*Alıntılanan metin:*
· · · · ·

İstanbul Sözleşmesi ve çocuk tecavüzlerinde muhafazakâr kesimin ikiyüzlülüğü!

Aile yapısı yıkılıyor, İslami değerler ayaklar altına alınıyor, erkek düşmanlığı yapılıyor” ithamlarına konu olan “İstanbul Sözleşmesi”, toplumun bazı kesimlerince adeta topa tutuldu.  

Eleştirinin bini bi para. İktidar da tenkit ahlâkını aşan karşı çıkışlardan nasiplendi. 

Kapalı kapılar ardında bu yasaları hazırlayanların ne kafirliği bırakıldı ne münafıklığı

Ancak bu yasal düzenlemeye destek vermesi beklenen modern ve çağdaş değerleri benimsediği iddiasındaki kesim, sınıfta kaldı desek yeridir.

"İstanbul Sözleşmesi" hakkında kısa bilgi...

İstanbul Sözleşmesi” olarak anılan “Kadına Yönelik Şiddet ve Ev İçi Şiddetin Önlenmesi ve Bunlarla Mücadeleye Dair Avrupa Konseyi Sözleşmesi”, 11 Mayıs 2011’de İstanbul’da imzaya açıldı, 14 Mart 2012 tarihinde ise onaylandı, 1 Ağustos 2014'te yürürlüğe girdi.

Özel olarak kadınlara ve kız çocuklarına yönelik şiddet ve ev içi şiddeti hedef alan, ilk Avrupa sözleşmesi olma niteliğini taşıyan metin, bugüne kadar Türkiye dahil, Avrupa Konseyi üyesi 20 ülke tarafından onaylandı. 

Taraf devletler, bu Sözleşme’de öngörülen korumayı hiçbir ayrıma (cinsiyet, toplumsal cinsiyet, ırk, renk, dil, din, siyasi görüş veya farklı görüşe sahip olma, ulusal veya sosyal köken, herhangi bir etnik azınlık, mülkiyet, doğum, cinsel yönelim, toplumsal cinsiyet kimliği, yaş, sağlık durumu, medeni durum, göçmen ya da mültecilik durumu, yaş veya engel veya diğer bir duruma dayalı ayrıma) yer vermeksizin bütün gruplara sağlamakla yükümlü olduğunu kabul ediyor.

İstanbul Sözleşmesi’nde çocukların durumu…

Sözleşme, cinsiyeti ne olursa olsun tüm çocukların, ev içi şiddetin mağduru olabildiklerine vurgu yaptığı gibi çocukların mağdur olarak nitelendirilmeleri için, şiddetten doğrudan etkilenmeleri gerekmese de ev içerisinde gerçekleşen şiddete tanık olmalarının, çocukların mağdur kabul edilmeleri için yeterli olduğunu belirtir.

Anne babalar veya diğer aile üyelerinin karıştıkları fiziksel, cinsel veya psikolojik şiddete ve istismara tanık olmak, çocuklar üzerinde ciddi etkiler yaratmaktadır.

· · · · ·

*Kaynak malzeme:*
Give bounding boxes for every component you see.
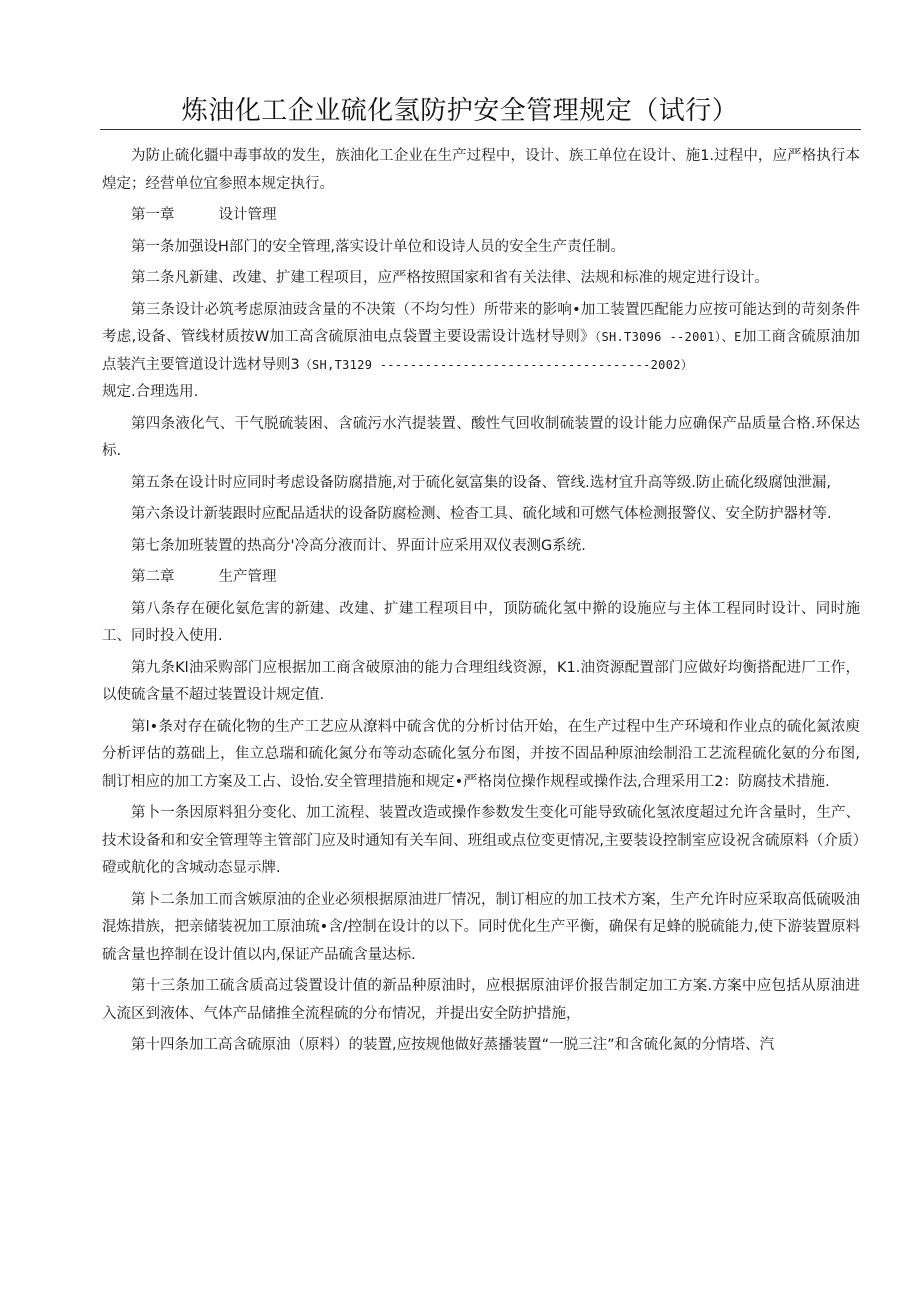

· · · · ·

İstanbul Sözleşmesi yazısında "Anne babalar veya" ifadesinden "ciddi etkiler yaratmaktadır." ifadesine kadar uzanan bölümü, "Anne babalar" yerine "Ebeveynler" koyarak yeniden yaz. Bu iş için satırlara başvurmak gerekmez.

Ebeveynler veya diğer aile üyelerinin karıştıkları fiziksel, cinsel veya psikolojik şiddete ve istismara tanık olmak, çocuklar üzerinde ciddi etkiler yaratmaktadır.